[Data records]
┄┄┄┄┄┄┄┄┄┄┄┄┄┄┄┄┄┄┄┄
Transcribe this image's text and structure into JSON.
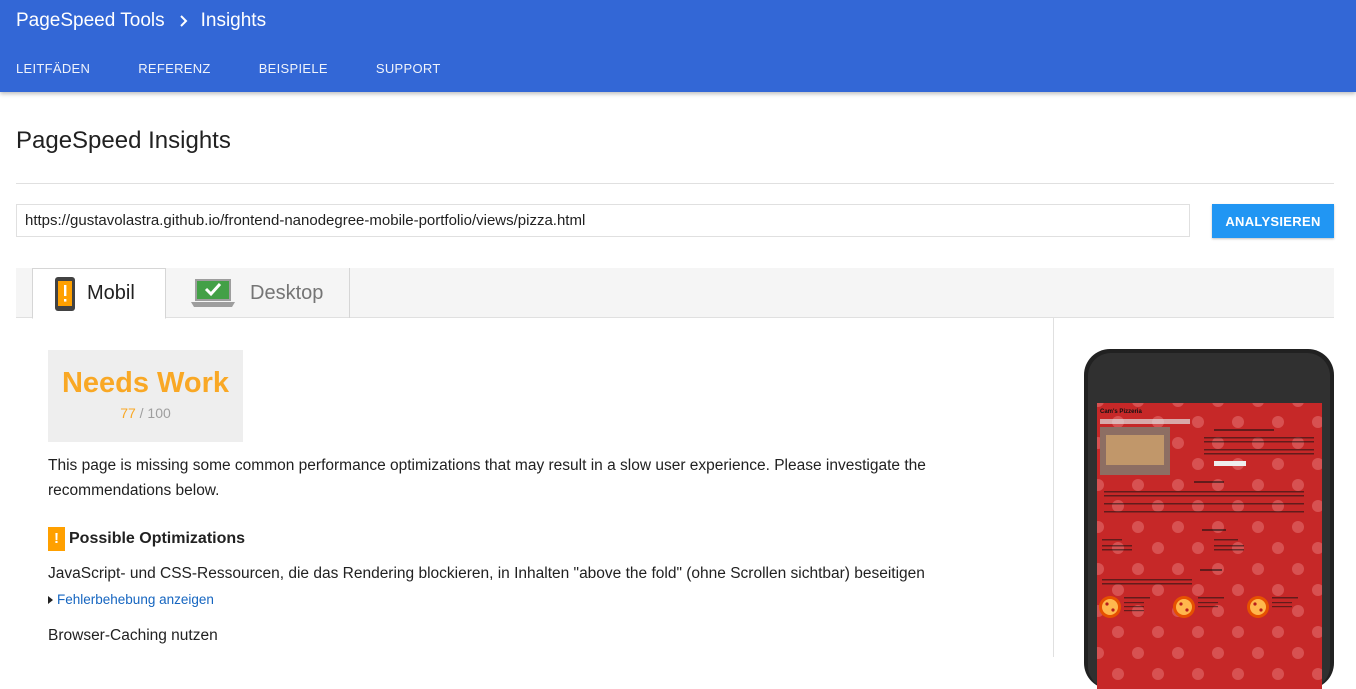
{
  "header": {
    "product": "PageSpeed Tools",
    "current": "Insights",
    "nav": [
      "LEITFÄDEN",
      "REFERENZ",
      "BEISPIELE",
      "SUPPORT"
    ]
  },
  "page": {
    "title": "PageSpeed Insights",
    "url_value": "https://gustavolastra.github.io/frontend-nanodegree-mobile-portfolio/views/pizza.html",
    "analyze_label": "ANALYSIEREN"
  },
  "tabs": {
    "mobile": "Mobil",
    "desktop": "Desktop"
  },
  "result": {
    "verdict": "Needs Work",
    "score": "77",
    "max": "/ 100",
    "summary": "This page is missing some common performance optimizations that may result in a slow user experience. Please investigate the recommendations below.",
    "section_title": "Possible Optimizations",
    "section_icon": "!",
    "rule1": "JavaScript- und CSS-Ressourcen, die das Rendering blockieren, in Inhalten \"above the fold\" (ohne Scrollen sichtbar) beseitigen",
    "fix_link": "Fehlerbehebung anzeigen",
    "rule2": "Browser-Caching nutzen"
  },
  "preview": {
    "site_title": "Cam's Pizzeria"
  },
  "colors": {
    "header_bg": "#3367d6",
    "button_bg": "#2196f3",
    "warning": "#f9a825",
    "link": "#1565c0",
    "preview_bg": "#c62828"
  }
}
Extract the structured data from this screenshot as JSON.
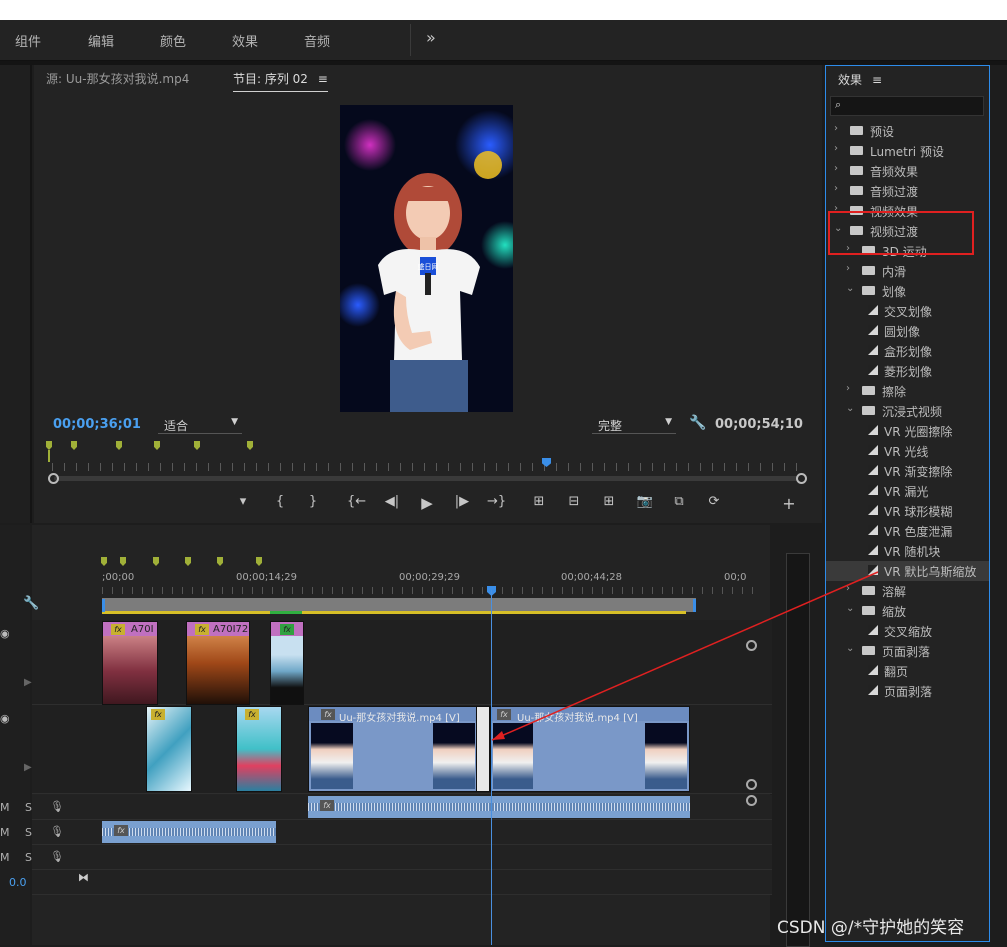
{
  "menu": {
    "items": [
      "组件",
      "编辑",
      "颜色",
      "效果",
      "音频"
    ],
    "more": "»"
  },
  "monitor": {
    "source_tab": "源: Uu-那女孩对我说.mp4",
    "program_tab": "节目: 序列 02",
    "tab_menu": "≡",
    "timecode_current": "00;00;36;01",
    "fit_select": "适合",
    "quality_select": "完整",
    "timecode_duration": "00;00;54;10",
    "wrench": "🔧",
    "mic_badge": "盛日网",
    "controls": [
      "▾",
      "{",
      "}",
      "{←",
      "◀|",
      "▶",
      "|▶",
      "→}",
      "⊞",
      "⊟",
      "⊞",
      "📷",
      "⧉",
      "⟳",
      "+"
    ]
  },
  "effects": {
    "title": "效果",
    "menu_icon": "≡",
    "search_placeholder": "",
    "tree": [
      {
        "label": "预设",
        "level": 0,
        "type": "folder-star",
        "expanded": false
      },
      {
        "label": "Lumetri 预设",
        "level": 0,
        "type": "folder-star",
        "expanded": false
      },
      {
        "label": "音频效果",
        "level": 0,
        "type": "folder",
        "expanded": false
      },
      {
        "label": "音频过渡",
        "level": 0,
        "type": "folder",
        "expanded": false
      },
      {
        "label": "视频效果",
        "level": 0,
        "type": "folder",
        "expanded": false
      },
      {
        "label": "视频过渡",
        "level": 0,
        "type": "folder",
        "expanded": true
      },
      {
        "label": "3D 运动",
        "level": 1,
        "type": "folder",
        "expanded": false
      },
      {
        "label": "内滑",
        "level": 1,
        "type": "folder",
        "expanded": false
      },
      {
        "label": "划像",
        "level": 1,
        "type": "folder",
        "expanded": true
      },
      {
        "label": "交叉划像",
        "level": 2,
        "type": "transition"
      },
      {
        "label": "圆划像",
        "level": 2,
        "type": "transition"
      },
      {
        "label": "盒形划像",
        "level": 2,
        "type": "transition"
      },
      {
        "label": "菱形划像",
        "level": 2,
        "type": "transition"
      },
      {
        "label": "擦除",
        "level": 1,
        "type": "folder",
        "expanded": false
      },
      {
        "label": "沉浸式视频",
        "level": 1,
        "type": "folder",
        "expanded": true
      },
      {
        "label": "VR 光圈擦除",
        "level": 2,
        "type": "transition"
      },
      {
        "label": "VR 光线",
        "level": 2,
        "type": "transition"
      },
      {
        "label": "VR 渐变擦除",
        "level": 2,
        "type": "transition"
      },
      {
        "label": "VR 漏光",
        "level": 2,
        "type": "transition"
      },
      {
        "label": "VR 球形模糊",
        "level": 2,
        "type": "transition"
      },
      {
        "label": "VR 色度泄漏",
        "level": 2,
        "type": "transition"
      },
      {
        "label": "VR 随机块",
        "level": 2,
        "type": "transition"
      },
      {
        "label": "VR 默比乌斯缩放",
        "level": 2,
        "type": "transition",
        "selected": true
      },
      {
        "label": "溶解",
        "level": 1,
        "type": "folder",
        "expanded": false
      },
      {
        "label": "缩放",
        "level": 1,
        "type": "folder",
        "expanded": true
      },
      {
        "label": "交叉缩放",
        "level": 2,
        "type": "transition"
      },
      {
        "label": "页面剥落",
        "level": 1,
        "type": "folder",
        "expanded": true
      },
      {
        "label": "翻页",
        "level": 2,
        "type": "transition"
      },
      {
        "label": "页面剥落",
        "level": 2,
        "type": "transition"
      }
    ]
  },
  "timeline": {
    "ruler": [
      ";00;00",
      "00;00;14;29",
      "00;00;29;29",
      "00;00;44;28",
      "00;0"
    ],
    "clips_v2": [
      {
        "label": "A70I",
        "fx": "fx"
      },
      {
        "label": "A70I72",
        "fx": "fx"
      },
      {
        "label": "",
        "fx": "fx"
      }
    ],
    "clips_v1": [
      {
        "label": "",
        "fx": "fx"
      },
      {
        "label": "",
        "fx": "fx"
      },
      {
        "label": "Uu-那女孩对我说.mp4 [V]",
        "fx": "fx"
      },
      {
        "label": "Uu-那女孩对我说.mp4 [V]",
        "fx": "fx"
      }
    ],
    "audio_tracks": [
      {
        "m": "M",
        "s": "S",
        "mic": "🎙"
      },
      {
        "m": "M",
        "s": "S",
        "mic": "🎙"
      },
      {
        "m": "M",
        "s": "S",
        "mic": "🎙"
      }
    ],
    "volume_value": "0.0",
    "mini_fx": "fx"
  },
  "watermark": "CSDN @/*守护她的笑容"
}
┄┄┄┄┄┄┄┄┄┄┄┄┄┄┄┄┄┄┄┄
STATED TASK:
Identify the lines in the entries that hold "mobile" and return each one.

EXPECTED OUTPUT:
    "url_value": "https://gustavolastra.github.io/frontend-nanodegree-mobile-portfolio/views/pizza.html",
    "mobile": "Mobil",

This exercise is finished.